Stated exercise: Wherever the word "Index" appears in a line, extract that line.

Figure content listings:
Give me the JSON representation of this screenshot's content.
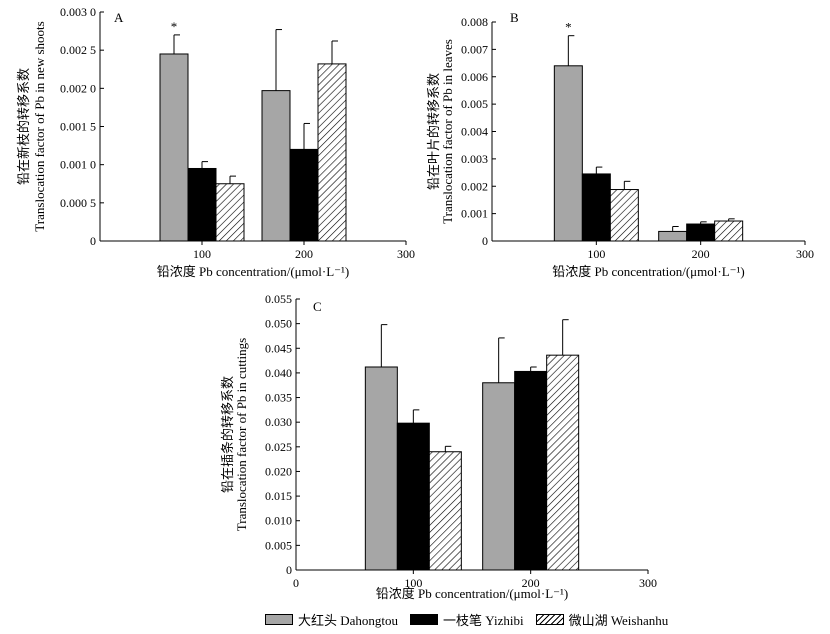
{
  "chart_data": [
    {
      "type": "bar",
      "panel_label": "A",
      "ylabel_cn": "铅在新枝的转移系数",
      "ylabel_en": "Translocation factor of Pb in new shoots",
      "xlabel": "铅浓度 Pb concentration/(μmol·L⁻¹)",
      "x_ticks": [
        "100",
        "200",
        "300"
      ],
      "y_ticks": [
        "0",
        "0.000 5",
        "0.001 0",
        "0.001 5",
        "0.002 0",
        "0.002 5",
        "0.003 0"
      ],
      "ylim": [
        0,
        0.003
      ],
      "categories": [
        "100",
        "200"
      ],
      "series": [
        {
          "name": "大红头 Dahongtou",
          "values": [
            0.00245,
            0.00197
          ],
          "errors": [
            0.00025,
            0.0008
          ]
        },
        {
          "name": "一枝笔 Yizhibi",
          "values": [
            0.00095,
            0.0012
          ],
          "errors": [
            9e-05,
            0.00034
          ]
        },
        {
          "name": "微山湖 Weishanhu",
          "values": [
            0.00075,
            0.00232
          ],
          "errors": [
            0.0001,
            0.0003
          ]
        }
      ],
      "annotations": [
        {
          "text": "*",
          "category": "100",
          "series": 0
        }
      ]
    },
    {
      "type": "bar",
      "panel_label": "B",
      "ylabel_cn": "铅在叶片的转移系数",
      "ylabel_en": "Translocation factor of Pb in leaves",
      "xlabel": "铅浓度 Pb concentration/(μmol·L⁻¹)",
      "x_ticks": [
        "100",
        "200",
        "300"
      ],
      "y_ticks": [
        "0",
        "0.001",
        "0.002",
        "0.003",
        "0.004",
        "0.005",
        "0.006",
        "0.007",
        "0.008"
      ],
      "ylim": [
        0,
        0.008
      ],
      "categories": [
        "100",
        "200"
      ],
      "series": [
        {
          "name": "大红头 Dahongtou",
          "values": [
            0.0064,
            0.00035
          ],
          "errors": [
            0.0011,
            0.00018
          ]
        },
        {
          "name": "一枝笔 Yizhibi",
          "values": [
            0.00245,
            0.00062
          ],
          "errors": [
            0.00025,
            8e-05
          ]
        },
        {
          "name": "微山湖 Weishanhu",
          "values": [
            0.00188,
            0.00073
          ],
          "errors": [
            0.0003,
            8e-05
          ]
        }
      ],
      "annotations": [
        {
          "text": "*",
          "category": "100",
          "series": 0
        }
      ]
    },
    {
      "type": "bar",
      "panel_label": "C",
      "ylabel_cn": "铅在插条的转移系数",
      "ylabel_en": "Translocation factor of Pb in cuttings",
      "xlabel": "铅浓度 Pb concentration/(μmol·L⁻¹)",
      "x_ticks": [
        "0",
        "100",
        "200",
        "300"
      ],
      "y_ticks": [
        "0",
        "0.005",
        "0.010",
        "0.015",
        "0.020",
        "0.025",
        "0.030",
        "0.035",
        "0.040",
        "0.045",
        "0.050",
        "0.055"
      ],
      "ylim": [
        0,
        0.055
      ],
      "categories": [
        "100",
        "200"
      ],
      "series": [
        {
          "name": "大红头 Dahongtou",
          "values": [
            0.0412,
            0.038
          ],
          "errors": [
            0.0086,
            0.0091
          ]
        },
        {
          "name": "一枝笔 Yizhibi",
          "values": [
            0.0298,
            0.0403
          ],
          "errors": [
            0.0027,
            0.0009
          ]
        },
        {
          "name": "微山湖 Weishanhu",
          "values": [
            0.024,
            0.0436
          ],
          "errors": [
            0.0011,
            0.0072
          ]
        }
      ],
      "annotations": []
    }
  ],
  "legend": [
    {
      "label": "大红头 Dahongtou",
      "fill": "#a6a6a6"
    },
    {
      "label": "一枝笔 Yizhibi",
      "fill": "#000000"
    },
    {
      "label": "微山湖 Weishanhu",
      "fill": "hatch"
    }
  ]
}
==
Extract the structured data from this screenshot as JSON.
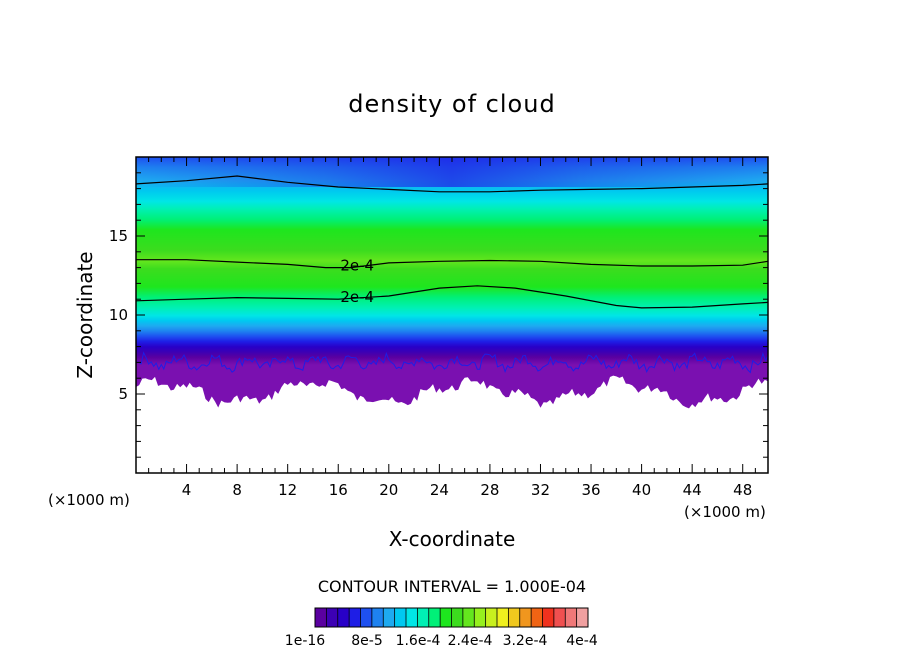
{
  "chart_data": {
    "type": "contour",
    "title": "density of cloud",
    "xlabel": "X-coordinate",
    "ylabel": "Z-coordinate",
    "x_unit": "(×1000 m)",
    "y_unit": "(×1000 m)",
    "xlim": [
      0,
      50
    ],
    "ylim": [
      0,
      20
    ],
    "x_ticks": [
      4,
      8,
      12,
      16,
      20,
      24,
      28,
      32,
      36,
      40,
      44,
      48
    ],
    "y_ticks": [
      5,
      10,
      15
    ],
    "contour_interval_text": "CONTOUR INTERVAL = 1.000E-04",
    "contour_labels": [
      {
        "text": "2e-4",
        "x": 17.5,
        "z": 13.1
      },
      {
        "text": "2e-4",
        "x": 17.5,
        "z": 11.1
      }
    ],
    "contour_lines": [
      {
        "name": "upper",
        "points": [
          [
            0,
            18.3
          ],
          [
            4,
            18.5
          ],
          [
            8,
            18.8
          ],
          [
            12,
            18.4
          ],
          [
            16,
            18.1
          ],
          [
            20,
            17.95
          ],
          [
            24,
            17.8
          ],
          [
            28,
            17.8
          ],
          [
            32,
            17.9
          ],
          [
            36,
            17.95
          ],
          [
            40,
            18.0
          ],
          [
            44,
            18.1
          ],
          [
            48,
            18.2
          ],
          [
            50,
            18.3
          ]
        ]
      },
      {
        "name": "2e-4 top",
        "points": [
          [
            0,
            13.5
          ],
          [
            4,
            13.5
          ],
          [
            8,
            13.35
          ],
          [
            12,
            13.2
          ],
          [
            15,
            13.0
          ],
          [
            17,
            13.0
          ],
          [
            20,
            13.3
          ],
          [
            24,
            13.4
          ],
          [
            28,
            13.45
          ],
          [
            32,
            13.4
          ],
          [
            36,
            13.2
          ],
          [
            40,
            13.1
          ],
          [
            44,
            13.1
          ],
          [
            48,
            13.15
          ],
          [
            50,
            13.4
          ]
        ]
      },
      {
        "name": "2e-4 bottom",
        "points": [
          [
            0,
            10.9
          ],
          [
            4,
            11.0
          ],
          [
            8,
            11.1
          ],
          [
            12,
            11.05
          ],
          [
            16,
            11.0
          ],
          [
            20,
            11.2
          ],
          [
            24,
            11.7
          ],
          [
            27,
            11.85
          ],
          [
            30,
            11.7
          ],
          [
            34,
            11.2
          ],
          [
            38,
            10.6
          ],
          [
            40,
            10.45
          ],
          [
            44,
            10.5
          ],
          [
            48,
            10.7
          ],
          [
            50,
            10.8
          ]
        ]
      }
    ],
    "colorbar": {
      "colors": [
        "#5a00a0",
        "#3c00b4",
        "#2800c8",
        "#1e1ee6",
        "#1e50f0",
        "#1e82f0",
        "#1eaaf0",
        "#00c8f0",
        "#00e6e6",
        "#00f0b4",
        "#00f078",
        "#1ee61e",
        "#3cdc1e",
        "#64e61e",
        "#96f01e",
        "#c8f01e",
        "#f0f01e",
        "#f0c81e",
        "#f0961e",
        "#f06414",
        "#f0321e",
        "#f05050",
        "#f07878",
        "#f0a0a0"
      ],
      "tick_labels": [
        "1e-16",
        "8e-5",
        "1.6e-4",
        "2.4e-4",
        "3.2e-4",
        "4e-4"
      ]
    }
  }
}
--
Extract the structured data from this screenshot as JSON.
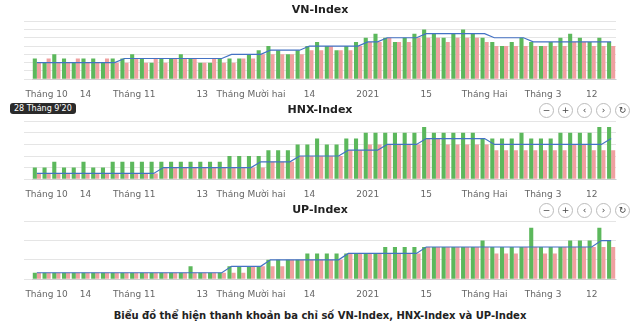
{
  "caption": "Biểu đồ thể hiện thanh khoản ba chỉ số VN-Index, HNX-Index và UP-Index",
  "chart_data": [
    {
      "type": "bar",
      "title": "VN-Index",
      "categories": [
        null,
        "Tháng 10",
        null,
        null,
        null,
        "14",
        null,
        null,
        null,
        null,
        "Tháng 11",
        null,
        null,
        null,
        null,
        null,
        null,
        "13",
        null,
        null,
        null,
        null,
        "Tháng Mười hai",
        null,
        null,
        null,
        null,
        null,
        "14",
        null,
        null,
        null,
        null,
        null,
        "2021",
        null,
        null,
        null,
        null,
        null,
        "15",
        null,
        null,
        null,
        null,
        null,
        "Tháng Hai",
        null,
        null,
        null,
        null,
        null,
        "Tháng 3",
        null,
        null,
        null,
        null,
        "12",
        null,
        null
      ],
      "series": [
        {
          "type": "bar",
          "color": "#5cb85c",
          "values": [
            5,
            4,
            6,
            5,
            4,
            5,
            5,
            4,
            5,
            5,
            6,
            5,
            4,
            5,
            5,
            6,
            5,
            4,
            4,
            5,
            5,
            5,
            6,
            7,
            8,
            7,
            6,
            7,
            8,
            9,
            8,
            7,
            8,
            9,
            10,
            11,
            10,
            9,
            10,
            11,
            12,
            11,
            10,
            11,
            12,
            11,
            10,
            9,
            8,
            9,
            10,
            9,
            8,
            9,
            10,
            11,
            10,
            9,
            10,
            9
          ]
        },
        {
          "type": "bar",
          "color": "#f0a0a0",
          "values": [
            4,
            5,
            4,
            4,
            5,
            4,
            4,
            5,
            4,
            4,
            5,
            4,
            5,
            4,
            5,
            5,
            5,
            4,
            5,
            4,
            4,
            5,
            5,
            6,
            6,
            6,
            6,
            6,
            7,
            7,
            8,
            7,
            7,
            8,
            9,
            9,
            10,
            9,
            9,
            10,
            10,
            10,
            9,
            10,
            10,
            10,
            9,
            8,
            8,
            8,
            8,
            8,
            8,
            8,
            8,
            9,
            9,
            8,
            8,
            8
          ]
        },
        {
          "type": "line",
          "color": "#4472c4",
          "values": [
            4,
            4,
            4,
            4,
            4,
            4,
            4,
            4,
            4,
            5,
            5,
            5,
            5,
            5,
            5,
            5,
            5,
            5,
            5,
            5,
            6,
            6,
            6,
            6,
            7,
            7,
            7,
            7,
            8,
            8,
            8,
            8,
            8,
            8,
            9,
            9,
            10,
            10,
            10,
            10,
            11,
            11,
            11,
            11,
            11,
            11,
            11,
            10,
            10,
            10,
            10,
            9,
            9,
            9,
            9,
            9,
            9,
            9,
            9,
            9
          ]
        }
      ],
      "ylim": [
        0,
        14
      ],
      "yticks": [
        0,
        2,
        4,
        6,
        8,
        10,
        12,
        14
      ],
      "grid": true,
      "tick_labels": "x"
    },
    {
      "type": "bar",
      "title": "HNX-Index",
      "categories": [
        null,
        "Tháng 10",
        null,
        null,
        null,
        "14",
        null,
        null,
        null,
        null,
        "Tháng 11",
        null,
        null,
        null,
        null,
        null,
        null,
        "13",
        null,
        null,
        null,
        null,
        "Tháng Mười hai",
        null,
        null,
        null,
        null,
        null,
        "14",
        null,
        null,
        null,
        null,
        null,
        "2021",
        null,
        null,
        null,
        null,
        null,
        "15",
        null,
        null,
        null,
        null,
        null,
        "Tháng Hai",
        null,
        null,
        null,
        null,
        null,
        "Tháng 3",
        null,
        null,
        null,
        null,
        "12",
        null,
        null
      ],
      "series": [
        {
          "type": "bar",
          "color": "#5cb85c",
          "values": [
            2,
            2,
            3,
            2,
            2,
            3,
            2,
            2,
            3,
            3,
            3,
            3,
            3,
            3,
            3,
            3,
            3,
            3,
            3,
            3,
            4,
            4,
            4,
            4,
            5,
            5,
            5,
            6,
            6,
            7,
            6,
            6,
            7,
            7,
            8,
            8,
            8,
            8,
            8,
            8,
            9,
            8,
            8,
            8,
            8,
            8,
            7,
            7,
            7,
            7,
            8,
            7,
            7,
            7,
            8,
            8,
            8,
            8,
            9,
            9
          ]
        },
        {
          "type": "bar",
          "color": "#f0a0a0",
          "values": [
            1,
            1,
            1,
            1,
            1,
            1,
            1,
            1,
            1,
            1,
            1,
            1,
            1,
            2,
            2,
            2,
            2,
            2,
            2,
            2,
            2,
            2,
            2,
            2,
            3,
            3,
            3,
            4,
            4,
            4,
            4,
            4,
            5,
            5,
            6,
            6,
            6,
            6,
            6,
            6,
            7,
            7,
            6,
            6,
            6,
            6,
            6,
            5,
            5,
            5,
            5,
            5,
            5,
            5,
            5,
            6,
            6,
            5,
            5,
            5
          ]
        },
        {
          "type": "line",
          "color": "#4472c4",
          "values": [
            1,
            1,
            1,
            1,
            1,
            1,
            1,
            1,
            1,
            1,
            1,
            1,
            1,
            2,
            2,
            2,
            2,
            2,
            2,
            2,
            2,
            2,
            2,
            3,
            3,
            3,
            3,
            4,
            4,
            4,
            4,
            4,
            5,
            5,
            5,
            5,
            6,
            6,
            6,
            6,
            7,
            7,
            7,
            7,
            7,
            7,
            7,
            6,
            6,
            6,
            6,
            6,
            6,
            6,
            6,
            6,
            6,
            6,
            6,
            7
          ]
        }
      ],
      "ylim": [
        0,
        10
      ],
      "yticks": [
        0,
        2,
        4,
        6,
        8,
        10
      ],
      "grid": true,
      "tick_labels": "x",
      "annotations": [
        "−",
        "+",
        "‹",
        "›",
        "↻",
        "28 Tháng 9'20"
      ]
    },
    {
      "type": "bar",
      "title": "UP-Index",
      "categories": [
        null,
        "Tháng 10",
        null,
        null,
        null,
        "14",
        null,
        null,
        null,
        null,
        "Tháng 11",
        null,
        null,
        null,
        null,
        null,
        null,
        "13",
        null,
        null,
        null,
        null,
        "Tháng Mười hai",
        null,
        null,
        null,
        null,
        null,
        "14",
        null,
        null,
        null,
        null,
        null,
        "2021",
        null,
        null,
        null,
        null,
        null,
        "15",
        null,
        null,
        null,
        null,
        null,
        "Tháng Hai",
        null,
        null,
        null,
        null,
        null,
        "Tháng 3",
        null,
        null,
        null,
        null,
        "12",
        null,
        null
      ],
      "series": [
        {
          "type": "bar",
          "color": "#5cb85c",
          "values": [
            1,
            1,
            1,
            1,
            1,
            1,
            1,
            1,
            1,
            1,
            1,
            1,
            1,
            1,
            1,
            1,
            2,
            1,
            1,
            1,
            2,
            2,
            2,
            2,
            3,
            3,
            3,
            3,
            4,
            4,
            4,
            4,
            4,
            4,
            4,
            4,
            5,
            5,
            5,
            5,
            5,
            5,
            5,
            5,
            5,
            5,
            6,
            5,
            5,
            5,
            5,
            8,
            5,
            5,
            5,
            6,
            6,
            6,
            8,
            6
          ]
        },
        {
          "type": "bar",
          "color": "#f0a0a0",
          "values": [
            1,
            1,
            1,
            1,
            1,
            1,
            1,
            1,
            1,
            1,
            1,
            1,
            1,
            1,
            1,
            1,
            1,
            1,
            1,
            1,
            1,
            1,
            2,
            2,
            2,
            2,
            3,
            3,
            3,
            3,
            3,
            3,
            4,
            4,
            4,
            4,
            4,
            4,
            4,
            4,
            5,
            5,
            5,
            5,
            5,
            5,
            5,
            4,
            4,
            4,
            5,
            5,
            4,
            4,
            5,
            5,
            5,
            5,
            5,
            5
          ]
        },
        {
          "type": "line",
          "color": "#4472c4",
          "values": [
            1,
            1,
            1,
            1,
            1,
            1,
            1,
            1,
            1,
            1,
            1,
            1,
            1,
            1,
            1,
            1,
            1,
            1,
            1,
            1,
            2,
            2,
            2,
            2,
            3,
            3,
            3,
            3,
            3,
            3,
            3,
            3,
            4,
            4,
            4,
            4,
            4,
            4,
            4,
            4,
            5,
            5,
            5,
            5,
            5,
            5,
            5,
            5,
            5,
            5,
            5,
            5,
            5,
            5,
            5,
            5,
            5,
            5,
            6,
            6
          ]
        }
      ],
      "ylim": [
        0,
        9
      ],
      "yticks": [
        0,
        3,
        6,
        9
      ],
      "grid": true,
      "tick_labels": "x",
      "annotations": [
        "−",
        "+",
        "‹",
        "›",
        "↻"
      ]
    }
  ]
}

Solution to this exercise:
  "caption": "Biểu đồ thể hiện thanh khoản ba chỉ số VN-Index, HNX-Index và UP-Index",
      "title": "VN-Index",
      "title": "HNX-Index",
      "title": "UP-Index",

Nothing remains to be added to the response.